• Description of the task
Each line in the entries below that holds the string "What" is to be listed.

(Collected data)
----

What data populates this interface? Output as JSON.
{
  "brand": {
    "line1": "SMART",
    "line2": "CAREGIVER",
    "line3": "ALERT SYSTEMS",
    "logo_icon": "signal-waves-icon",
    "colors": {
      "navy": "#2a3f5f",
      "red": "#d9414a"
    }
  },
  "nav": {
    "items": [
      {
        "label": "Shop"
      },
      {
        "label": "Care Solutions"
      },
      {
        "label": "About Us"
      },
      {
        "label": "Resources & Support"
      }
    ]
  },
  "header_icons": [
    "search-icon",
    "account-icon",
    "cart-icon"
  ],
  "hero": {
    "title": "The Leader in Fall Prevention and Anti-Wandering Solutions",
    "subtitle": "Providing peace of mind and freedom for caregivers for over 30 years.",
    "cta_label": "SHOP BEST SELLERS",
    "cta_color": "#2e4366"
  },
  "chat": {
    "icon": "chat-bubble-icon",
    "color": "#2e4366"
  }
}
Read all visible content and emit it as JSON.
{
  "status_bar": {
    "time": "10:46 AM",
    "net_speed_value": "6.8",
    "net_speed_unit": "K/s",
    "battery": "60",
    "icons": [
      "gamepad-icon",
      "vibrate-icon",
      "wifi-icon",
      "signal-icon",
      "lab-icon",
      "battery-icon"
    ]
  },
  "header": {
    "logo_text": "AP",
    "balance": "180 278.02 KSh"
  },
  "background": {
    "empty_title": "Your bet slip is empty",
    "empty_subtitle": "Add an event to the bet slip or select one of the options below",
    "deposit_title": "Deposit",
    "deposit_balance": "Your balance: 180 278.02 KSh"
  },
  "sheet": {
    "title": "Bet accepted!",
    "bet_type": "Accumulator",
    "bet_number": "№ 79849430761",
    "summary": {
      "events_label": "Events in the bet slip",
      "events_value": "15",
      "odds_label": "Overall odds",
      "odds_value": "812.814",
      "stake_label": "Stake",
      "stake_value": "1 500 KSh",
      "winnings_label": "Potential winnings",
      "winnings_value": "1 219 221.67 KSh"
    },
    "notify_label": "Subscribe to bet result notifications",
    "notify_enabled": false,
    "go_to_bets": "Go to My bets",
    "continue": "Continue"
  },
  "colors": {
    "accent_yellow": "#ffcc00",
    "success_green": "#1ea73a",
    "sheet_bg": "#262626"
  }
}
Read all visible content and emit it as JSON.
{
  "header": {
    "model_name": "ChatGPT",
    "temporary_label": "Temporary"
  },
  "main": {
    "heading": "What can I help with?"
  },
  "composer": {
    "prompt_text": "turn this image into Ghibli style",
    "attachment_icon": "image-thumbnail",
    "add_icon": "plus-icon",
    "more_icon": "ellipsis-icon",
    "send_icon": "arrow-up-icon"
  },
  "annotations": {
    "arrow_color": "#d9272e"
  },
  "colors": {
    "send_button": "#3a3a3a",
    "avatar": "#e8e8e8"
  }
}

----

• Exercise solution
What data populates this interface? Output as JSON.
    "heading": "What can I help with?"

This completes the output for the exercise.